---------- Record extracts ----------
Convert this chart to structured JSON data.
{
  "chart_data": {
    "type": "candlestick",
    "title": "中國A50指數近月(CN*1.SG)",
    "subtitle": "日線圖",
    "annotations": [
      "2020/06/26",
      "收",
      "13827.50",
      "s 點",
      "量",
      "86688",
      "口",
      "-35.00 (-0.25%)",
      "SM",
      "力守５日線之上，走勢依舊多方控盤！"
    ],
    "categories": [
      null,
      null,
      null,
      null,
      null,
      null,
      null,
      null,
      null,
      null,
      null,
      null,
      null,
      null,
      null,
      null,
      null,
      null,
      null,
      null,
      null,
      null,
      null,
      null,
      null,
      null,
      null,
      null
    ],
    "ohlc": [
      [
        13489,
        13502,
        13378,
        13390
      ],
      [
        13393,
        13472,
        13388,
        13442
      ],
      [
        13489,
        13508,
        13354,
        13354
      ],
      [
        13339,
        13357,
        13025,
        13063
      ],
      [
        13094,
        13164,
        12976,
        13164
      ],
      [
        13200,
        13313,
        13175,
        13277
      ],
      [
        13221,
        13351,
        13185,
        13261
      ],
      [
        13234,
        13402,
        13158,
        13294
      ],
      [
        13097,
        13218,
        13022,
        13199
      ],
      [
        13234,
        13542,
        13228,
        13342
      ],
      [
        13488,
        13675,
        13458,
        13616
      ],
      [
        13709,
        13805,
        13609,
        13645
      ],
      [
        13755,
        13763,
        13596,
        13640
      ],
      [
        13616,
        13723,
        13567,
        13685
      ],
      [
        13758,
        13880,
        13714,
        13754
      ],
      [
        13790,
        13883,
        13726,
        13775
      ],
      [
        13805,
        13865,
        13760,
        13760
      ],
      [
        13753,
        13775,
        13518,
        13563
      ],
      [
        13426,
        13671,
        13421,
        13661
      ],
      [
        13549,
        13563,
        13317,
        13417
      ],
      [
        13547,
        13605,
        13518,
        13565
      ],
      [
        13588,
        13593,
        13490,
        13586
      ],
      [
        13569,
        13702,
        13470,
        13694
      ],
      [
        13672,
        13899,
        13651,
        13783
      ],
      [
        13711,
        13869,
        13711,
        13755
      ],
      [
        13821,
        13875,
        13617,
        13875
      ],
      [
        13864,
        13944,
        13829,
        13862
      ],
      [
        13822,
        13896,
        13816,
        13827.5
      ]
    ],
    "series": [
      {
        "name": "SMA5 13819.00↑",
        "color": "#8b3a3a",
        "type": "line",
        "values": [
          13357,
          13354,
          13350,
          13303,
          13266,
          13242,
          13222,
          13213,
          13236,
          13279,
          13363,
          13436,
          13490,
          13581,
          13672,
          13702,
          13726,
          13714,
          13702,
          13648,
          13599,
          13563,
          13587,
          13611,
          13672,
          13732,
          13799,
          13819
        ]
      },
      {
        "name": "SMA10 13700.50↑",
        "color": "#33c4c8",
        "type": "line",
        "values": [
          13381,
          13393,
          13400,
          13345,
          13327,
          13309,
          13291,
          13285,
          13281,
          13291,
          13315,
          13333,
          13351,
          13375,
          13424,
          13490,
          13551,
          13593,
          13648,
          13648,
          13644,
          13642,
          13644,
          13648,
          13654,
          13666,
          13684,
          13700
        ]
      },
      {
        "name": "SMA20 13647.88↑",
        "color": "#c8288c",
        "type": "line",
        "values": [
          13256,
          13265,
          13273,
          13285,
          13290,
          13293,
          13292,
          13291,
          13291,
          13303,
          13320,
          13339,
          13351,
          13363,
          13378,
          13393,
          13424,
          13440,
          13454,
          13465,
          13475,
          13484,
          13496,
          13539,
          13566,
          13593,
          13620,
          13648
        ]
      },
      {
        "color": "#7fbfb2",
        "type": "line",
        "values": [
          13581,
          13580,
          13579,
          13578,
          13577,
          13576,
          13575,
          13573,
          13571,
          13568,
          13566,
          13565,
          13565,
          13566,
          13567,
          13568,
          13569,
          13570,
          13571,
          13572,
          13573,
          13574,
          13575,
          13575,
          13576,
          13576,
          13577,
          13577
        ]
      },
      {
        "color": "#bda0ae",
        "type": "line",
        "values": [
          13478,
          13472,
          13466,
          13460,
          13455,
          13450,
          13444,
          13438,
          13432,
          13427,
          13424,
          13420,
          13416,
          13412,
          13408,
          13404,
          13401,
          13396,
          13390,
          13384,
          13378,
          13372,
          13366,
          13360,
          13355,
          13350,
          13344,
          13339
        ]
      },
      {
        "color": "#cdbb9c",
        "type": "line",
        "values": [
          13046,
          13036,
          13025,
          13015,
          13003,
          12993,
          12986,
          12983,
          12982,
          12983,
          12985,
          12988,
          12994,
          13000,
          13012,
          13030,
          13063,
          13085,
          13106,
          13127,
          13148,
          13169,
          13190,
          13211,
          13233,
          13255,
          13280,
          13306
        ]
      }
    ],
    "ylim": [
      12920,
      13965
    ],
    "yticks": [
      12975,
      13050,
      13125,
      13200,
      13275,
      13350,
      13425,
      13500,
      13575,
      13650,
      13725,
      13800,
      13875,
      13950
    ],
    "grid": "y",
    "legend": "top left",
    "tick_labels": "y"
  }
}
----------
• [Written exercise] Each entry above is to be printed again exactly.

• [Finished task]
Convert this chart to structured JSON data.
{
  "chart_data": {
    "type": "candlestick",
    "title": "中國A50指數近月(CN*1.SG)",
    "subtitle": "日線圖",
    "annotations": [
      "2020/06/26",
      "收",
      "13827.50",
      "s 點",
      "量",
      "86688",
      "口",
      "-35.00 (-0.25%)",
      "SM",
      "力守５日線之上，走勢依舊多方控盤！"
    ],
    "categories": [
      null,
      null,
      null,
      null,
      null,
      null,
      null,
      null,
      null,
      null,
      null,
      null,
      null,
      null,
      null,
      null,
      null,
      null,
      null,
      null,
      null,
      null,
      null,
      null,
      null,
      null,
      null,
      null
    ],
    "ohlc": [
      [
        13489,
        13502,
        13378,
        13390
      ],
      [
        13393,
        13472,
        13388,
        13442
      ],
      [
        13489,
        13508,
        13354,
        13354
      ],
      [
        13339,
        13357,
        13025,
        13063
      ],
      [
        13094,
        13164,
        12976,
        13164
      ],
      [
        13200,
        13313,
        13175,
        13277
      ],
      [
        13221,
        13351,
        13185,
        13261
      ],
      [
        13234,
        13402,
        13158,
        13294
      ],
      [
        13097,
        13218,
        13022,
        13199
      ],
      [
        13234,
        13542,
        13228,
        13342
      ],
      [
        13488,
        13675,
        13458,
        13616
      ],
      [
        13709,
        13805,
        13609,
        13645
      ],
      [
        13755,
        13763,
        13596,
        13640
      ],
      [
        13616,
        13723,
        13567,
        13685
      ],
      [
        13758,
        13880,
        13714,
        13754
      ],
      [
        13790,
        13883,
        13726,
        13775
      ],
      [
        13805,
        13865,
        13760,
        13760
      ],
      [
        13753,
        13775,
        13518,
        13563
      ],
      [
        13426,
        13671,
        13421,
        13661
      ],
      [
        13549,
        13563,
        13317,
        13417
      ],
      [
        13547,
        13605,
        13518,
        13565
      ],
      [
        13588,
        13593,
        13490,
        13586
      ],
      [
        13569,
        13702,
        13470,
        13694
      ],
      [
        13672,
        13899,
        13651,
        13783
      ],
      [
        13711,
        13869,
        13711,
        13755
      ],
      [
        13821,
        13875,
        13617,
        13875
      ],
      [
        13864,
        13944,
        13829,
        13862
      ],
      [
        13822,
        13896,
        13816,
        13827.5
      ]
    ],
    "series": [
      {
        "name": "SMA5 13819.00↑",
        "color": "#8b3a3a",
        "type": "line",
        "values": [
          13357,
          13354,
          13350,
          13303,
          13266,
          13242,
          13222,
          13213,
          13236,
          13279,
          13363,
          13436,
          13490,
          13581,
          13672,
          13702,
          13726,
          13714,
          13702,
          13648,
          13599,
          13563,
          13587,
          13611,
          13672,
          13732,
          13799,
          13819
        ]
      },
      {
        "name": "SMA10 13700.50↑",
        "color": "#33c4c8",
        "type": "line",
        "values": [
          13381,
          13393,
          13400,
          13345,
          13327,
          13309,
          13291,
          13285,
          13281,
          13291,
          13315,
          13333,
          13351,
          13375,
          13424,
          13490,
          13551,
          13593,
          13648,
          13648,
          13644,
          13642,
          13644,
          13648,
          13654,
          13666,
          13684,
          13700
        ]
      },
      {
        "name": "SMA20 13647.88↑",
        "color": "#c8288c",
        "type": "line",
        "values": [
          13256,
          13265,
          13273,
          13285,
          13290,
          13293,
          13292,
          13291,
          13291,
          13303,
          13320,
          13339,
          13351,
          13363,
          13378,
          13393,
          13424,
          13440,
          13454,
          13465,
          13475,
          13484,
          13496,
          13539,
          13566,
          13593,
          13620,
          13648
        ]
      },
      {
        "color": "#7fbfb2",
        "type": "line",
        "values": [
          13581,
          13580,
          13579,
          13578,
          13577,
          13576,
          13575,
          13573,
          13571,
          13568,
          13566,
          13565,
          13565,
          13566,
          13567,
          13568,
          13569,
          13570,
          13571,
          13572,
          13573,
          13574,
          13575,
          13575,
          13576,
          13576,
          13577,
          13577
        ]
      },
      {
        "color": "#bda0ae",
        "type": "line",
        "values": [
          13478,
          13472,
          13466,
          13460,
          13455,
          13450,
          13444,
          13438,
          13432,
          13427,
          13424,
          13420,
          13416,
          13412,
          13408,
          13404,
          13401,
          13396,
          13390,
          13384,
          13378,
          13372,
          13366,
          13360,
          13355,
          13350,
          13344,
          13339
        ]
      },
      {
        "color": "#cdbb9c",
        "type": "line",
        "values": [
          13046,
          13036,
          13025,
          13015,
          13003,
          12993,
          12986,
          12983,
          12982,
          12983,
          12985,
          12988,
          12994,
          13000,
          13012,
          13030,
          13063,
          13085,
          13106,
          13127,
          13148,
          13169,
          13190,
          13211,
          13233,
          13255,
          13280,
          13306
        ]
      }
    ],
    "ylim": [
      12920,
      13965
    ],
    "yticks": [
      12975,
      13050,
      13125,
      13200,
      13275,
      13350,
      13425,
      13500,
      13575,
      13650,
      13725,
      13800,
      13875,
      13950
    ],
    "grid": "y",
    "legend": "top left",
    "tick_labels": "y"
  }
}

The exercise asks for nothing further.